• [Aim of the exercise]: Print each of the entries exactly, leaving nothing out.

• [Record set]:

————

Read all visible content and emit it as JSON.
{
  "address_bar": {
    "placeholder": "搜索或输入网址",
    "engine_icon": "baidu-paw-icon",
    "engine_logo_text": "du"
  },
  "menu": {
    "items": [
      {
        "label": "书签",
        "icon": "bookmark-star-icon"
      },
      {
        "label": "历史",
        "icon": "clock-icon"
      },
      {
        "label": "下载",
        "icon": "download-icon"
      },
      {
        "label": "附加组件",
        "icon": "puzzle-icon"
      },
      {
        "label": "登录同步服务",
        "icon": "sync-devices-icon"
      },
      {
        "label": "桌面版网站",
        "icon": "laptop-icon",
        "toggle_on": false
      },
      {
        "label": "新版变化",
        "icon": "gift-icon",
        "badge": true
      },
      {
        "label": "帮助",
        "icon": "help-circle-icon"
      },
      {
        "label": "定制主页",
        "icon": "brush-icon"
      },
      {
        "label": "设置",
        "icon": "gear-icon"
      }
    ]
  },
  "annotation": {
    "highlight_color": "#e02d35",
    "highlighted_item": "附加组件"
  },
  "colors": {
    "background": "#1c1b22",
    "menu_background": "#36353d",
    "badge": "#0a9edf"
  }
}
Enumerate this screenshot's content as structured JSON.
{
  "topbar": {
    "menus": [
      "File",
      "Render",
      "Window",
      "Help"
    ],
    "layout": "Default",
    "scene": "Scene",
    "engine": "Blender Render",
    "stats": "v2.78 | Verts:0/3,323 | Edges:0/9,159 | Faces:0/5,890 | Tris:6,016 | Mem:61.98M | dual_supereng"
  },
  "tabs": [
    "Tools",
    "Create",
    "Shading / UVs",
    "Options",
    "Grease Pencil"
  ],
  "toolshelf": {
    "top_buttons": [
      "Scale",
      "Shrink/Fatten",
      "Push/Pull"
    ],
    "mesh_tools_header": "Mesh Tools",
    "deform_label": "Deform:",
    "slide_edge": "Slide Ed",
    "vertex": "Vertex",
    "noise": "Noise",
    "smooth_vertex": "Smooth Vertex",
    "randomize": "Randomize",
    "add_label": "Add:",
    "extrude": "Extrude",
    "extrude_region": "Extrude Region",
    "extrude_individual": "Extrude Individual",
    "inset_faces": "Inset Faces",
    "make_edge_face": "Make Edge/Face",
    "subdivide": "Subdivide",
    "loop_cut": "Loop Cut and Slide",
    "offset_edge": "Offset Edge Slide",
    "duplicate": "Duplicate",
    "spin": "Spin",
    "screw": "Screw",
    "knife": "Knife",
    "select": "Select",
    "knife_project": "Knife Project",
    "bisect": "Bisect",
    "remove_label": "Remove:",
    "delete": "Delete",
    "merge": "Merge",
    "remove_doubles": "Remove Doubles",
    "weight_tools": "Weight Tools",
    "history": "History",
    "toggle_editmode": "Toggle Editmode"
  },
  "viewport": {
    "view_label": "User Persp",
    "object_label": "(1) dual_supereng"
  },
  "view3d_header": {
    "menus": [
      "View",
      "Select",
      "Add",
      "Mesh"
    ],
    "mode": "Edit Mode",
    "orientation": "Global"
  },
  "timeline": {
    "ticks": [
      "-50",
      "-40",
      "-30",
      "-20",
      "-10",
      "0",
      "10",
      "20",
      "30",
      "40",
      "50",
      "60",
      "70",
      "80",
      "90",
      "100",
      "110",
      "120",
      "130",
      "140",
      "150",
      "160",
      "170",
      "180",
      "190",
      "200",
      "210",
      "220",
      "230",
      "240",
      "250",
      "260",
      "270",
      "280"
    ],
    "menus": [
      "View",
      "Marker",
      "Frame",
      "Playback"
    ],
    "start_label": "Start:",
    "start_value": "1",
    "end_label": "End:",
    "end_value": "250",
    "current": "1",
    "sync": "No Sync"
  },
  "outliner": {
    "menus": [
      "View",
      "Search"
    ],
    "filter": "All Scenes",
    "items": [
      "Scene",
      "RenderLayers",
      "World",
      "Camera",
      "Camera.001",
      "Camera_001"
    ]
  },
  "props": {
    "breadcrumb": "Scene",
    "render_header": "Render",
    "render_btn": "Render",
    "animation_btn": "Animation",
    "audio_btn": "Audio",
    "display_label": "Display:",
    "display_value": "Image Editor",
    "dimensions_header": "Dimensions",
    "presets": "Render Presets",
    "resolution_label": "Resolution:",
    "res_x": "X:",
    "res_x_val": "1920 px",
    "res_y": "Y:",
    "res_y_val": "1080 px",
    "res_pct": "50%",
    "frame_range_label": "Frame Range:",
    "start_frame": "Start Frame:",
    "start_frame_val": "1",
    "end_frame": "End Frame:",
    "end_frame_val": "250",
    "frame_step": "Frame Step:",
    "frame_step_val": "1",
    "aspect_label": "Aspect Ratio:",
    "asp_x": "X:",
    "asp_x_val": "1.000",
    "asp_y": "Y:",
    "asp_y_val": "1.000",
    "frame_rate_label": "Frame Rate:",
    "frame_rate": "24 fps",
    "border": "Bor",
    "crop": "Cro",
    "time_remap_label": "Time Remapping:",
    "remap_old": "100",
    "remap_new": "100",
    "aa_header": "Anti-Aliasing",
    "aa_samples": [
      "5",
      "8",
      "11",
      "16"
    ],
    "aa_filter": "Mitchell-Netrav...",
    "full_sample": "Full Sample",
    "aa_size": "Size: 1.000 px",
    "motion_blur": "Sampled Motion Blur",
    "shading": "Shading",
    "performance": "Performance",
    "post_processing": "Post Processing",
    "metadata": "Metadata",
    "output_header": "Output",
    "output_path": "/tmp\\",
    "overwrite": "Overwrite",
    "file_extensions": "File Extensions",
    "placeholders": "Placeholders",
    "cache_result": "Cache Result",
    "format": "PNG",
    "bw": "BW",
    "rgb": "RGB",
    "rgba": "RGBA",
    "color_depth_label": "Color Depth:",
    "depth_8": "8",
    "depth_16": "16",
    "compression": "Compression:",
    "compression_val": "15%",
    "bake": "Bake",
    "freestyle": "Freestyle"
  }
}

————

• [Finished answer]:
Read all visible content and emit it as JSON.
{
  "address_bar": {
    "placeholder": "搜索或输入网址",
    "engine_icon": "baidu-paw-icon",
    "engine_logo_text": "du"
  },
  "menu": {
    "items": [
      {
        "label": "书签",
        "icon": "bookmark-star-icon"
      },
      {
        "label": "历史",
        "icon": "clock-icon"
      },
      {
        "label": "下载",
        "icon": "download-icon"
      },
      {
        "label": "附加组件",
        "icon": "puzzle-icon"
      },
      {
        "label": "登录同步服务",
        "icon": "sync-devices-icon"
      },
      {
        "label": "桌面版网站",
        "icon": "laptop-icon",
        "toggle_on": false
      },
      {
        "label": "新版变化",
        "icon": "gift-icon",
        "badge": true
      },
      {
        "label": "帮助",
        "icon": "help-circle-icon"
      },
      {
        "label": "定制主页",
        "icon": "brush-icon"
      },
      {
        "label": "设置",
        "icon": "gear-icon"
      }
    ]
  },
  "annotation": {
    "highlight_color": "#e02d35",
    "highlighted_item": "附加组件"
  },
  "colors": {
    "background": "#1c1b22",
    "menu_background": "#36353d",
    "badge": "#0a9edf"
  }
}
Enumerate this screenshot's content as structured JSON.
{
  "topbar": {
    "menus": [
      "File",
      "Render",
      "Window",
      "Help"
    ],
    "layout": "Default",
    "scene": "Scene",
    "engine": "Blender Render",
    "stats": "v2.78 | Verts:0/3,323 | Edges:0/9,159 | Faces:0/5,890 | Tris:6,016 | Mem:61.98M | dual_supereng"
  },
  "tabs": [
    "Tools",
    "Create",
    "Shading / UVs",
    "Options",
    "Grease Pencil"
  ],
  "toolshelf": {
    "top_buttons": [
      "Scale",
      "Shrink/Fatten",
      "Push/Pull"
    ],
    "mesh_tools_header": "Mesh Tools",
    "deform_label": "Deform:",
    "slide_edge": "Slide Ed",
    "vertex": "Vertex",
    "noise": "Noise",
    "smooth_vertex": "Smooth Vertex",
    "randomize": "Randomize",
    "add_label": "Add:",
    "extrude": "Extrude",
    "extrude_region": "Extrude Region",
    "extrude_individual": "Extrude Individual",
    "inset_faces": "Inset Faces",
    "make_edge_face": "Make Edge/Face",
    "subdivide": "Subdivide",
    "loop_cut": "Loop Cut and Slide",
    "offset_edge": "Offset Edge Slide",
    "duplicate": "Duplicate",
    "spin": "Spin",
    "screw": "Screw",
    "knife": "Knife",
    "select": "Select",
    "knife_project": "Knife Project",
    "bisect": "Bisect",
    "remove_label": "Remove:",
    "delete": "Delete",
    "merge": "Merge",
    "remove_doubles": "Remove Doubles",
    "weight_tools": "Weight Tools",
    "history": "History",
    "toggle_editmode": "Toggle Editmode"
  },
  "viewport": {
    "view_label": "User Persp",
    "object_label": "(1) dual_supereng"
  },
  "view3d_header": {
    "menus": [
      "View",
      "Select",
      "Add",
      "Mesh"
    ],
    "mode": "Edit Mode",
    "orientation": "Global"
  },
  "timeline": {
    "ticks": [
      "-50",
      "-40",
      "-30",
      "-20",
      "-10",
      "0",
      "10",
      "20",
      "30",
      "40",
      "50",
      "60",
      "70",
      "80",
      "90",
      "100",
      "110",
      "120",
      "130",
      "140",
      "150",
      "160",
      "170",
      "180",
      "190",
      "200",
      "210",
      "220",
      "230",
      "240",
      "250",
      "260",
      "270",
      "280"
    ],
    "menus": [
      "View",
      "Marker",
      "Frame",
      "Playback"
    ],
    "start_label": "Start:",
    "start_value": "1",
    "end_label": "End:",
    "end_value": "250",
    "current": "1",
    "sync": "No Sync"
  },
  "outliner": {
    "menus": [
      "View",
      "Search"
    ],
    "filter": "All Scenes",
    "items": [
      "Scene",
      "RenderLayers",
      "World",
      "Camera",
      "Camera.001",
      "Camera_001"
    ]
  },
  "props": {
    "breadcrumb": "Scene",
    "render_header": "Render",
    "render_btn": "Render",
    "animation_btn": "Animation",
    "audio_btn": "Audio",
    "display_label": "Display:",
    "display_value": "Image Editor",
    "dimensions_header": "Dimensions",
    "presets": "Render Presets",
    "resolution_label": "Resolution:",
    "res_x": "X:",
    "res_x_val": "1920 px",
    "res_y": "Y:",
    "res_y_val": "1080 px",
    "res_pct": "50%",
    "frame_range_label": "Frame Range:",
    "start_frame": "Start Frame:",
    "start_frame_val": "1",
    "end_frame": "End Frame:",
    "end_frame_val": "250",
    "frame_step": "Frame Step:",
    "frame_step_val": "1",
    "aspect_label": "Aspect Ratio:",
    "asp_x": "X:",
    "asp_x_val": "1.000",
    "asp_y": "Y:",
    "asp_y_val": "1.000",
    "frame_rate_label": "Frame Rate:",
    "frame_rate": "24 fps",
    "border": "Bor",
    "crop": "Cro",
    "time_remap_label": "Time Remapping:",
    "remap_old": "100",
    "remap_new": "100",
    "aa_header": "Anti-Aliasing",
    "aa_samples": [
      "5",
      "8",
      "11",
      "16"
    ],
    "aa_filter": "Mitchell-Netrav...",
    "full_sample": "Full Sample",
    "aa_size": "Size: 1.000 px",
    "motion_blur": "Sampled Motion Blur",
    "shading": "Shading",
    "performance": "Performance",
    "post_processing": "Post Processing",
    "metadata": "Metadata",
    "output_header": "Output",
    "output_path": "/tmp\\",
    "overwrite": "Overwrite",
    "file_extensions": "File Extensions",
    "placeholders": "Placeholders",
    "cache_result": "Cache Result",
    "format": "PNG",
    "bw": "BW",
    "rgb": "RGB",
    "rgba": "RGBA",
    "color_depth_label": "Color Depth:",
    "depth_8": "8",
    "depth_16": "16",
    "compression": "Compression:",
    "compression_val": "15%",
    "bake": "Bake",
    "freestyle": "Freestyle"
  }
}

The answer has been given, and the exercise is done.